[Data entries]
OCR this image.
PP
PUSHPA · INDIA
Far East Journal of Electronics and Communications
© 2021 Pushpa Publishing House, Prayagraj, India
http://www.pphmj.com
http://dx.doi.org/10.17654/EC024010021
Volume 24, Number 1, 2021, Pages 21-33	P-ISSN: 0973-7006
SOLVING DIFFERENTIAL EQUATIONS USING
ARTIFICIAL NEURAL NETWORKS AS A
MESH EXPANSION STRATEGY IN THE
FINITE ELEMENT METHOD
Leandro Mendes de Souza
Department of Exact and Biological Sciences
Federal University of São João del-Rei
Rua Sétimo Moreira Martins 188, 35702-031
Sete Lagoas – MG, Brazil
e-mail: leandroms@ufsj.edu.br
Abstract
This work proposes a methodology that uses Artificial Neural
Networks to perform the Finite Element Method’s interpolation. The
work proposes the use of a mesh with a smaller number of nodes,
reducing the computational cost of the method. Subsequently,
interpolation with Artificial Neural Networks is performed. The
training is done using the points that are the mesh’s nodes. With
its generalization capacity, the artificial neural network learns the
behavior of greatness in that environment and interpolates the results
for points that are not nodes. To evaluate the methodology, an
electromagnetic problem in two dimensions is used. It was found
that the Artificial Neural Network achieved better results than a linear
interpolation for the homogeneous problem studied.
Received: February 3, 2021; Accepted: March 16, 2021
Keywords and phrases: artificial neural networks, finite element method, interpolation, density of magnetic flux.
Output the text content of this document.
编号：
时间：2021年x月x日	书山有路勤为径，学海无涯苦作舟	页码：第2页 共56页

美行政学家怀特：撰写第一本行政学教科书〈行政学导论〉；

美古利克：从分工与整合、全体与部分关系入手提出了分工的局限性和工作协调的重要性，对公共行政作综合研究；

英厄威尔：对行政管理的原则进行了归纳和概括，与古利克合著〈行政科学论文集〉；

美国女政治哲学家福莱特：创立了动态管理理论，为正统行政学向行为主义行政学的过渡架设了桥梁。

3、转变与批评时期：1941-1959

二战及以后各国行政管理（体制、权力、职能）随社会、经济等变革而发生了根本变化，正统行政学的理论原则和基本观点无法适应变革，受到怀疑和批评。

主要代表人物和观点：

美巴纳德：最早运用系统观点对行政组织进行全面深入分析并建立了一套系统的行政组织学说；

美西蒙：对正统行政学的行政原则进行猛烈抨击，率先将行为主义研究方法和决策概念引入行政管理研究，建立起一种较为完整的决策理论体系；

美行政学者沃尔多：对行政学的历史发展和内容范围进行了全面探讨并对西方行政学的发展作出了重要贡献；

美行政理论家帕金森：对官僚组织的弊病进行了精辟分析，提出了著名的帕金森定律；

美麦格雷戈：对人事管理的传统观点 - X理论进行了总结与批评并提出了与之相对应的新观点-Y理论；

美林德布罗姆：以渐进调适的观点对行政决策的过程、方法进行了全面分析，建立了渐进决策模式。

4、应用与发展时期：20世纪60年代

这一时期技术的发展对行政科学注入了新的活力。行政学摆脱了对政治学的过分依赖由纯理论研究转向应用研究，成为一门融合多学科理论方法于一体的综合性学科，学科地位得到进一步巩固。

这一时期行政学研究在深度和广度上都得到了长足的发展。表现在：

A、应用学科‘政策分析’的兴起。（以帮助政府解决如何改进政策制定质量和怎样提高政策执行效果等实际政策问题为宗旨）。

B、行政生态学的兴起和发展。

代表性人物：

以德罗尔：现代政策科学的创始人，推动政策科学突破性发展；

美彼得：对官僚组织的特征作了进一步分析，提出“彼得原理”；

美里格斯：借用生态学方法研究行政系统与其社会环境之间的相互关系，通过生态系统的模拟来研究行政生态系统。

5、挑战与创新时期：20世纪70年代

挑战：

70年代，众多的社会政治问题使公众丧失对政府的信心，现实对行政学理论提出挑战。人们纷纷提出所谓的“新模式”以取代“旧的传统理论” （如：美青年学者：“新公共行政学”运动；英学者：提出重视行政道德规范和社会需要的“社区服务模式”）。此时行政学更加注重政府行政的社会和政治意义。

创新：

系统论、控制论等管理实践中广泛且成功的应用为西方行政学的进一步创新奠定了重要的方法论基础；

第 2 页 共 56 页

- Task to carry out -
Would you reproduce all the entries exactly?

- Correct result -
OCR this image.
PP
PUSHPA · INDIA
Far East Journal of Electronics and Communications
© 2021 Pushpa Publishing House, Prayagraj, India
http://www.pphmj.com
http://dx.doi.org/10.17654/EC024010021
Volume 24, Number 1, 2021, Pages 21-33	P-ISSN: 0973-7006
SOLVING DIFFERENTIAL EQUATIONS USING
ARTIFICIAL NEURAL NETWORKS AS A
MESH EXPANSION STRATEGY IN THE
FINITE ELEMENT METHOD
Leandro Mendes de Souza
Department of Exact and Biological Sciences
Federal University of São João del-Rei
Rua Sétimo Moreira Martins 188, 35702-031
Sete Lagoas – MG, Brazil
e-mail: leandroms@ufsj.edu.br
Abstract
This work proposes a methodology that uses Artificial Neural
Networks to perform the Finite Element Method’s interpolation. The
work proposes the use of a mesh with a smaller number of nodes,
reducing the computational cost of the method. Subsequently,
interpolation with Artificial Neural Networks is performed. The
training is done using the points that are the mesh’s nodes. With
its generalization capacity, the artificial neural network learns the
behavior of greatness in that environment and interpolates the results
for points that are not nodes. To evaluate the methodology, an
electromagnetic problem in two dimensions is used. It was found
that the Artificial Neural Network achieved better results than a linear
interpolation for the homogeneous problem studied.
Received: February 3, 2021; Accepted: March 16, 2021
Keywords and phrases: artificial neural networks, finite element method, interpolation, density of magnetic flux.
Output the text content of this document.
编号：
时间：2021年x月x日	书山有路勤为径，学海无涯苦作舟	页码：第2页 共56页

美行政学家怀特：撰写第一本行政学教科书〈行政学导论〉；

美古利克：从分工与整合、全体与部分关系入手提出了分工的局限性和工作协调的重要性，对公共行政作综合研究；

英厄威尔：对行政管理的原则进行了归纳和概括，与古利克合著〈行政科学论文集〉；

美国女政治哲学家福莱特：创立了动态管理理论，为正统行政学向行为主义行政学的过渡架设了桥梁。

3、转变与批评时期：1941-1959

二战及以后各国行政管理（体制、权力、职能）随社会、经济等变革而发生了根本变化，正统行政学的理论原则和基本观点无法适应变革，受到怀疑和批评。

主要代表人物和观点：

美巴纳德：最早运用系统观点对行政组织进行全面深入分析并建立了一套系统的行政组织学说；

美西蒙：对正统行政学的行政原则进行猛烈抨击，率先将行为主义研究方法和决策概念引入行政管理研究，建立起一种较为完整的决策理论体系；

美行政学者沃尔多：对行政学的历史发展和内容范围进行了全面探讨并对西方行政学的发展作出了重要贡献；

美行政理论家帕金森：对官僚组织的弊病进行了精辟分析，提出了著名的帕金森定律；

美麦格雷戈：对人事管理的传统观点 - X理论进行了总结与批评并提出了与之相对应的新观点-Y理论；

美林德布罗姆：以渐进调适的观点对行政决策的过程、方法进行了全面分析，建立了渐进决策模式。

4、应用与发展时期：20世纪60年代

这一时期技术的发展对行政科学注入了新的活力。行政学摆脱了对政治学的过分依赖由纯理论研究转向应用研究，成为一门融合多学科理论方法于一体的综合性学科，学科地位得到进一步巩固。

这一时期行政学研究在深度和广度上都得到了长足的发展。表现在：

A、应用学科‘政策分析’的兴起。（以帮助政府解决如何改进政策制定质量和怎样提高政策执行效果等实际政策问题为宗旨）。

B、行政生态学的兴起和发展。

代表性人物：

以德罗尔：现代政策科学的创始人，推动政策科学突破性发展；

美彼得：对官僚组织的特征作了进一步分析，提出“彼得原理”；

美里格斯：借用生态学方法研究行政系统与其社会环境之间的相互关系，通过生态系统的模拟来研究行政生态系统。

5、挑战与创新时期：20世纪70年代

挑战：

70年代，众多的社会政治问题使公众丧失对政府的信心，现实对行政学理论提出挑战。人们纷纷提出所谓的“新模式”以取代“旧的传统理论” （如：美青年学者：“新公共行政学”运动；英学者：提出重视行政道德规范和社会需要的“社区服务模式”）。此时行政学更加注重政府行政的社会和政治意义。

创新：

系统论、控制论等管理实践中广泛且成功的应用为西方行政学的进一步创新奠定了重要的方法论基础；

第 2 页 共 56 页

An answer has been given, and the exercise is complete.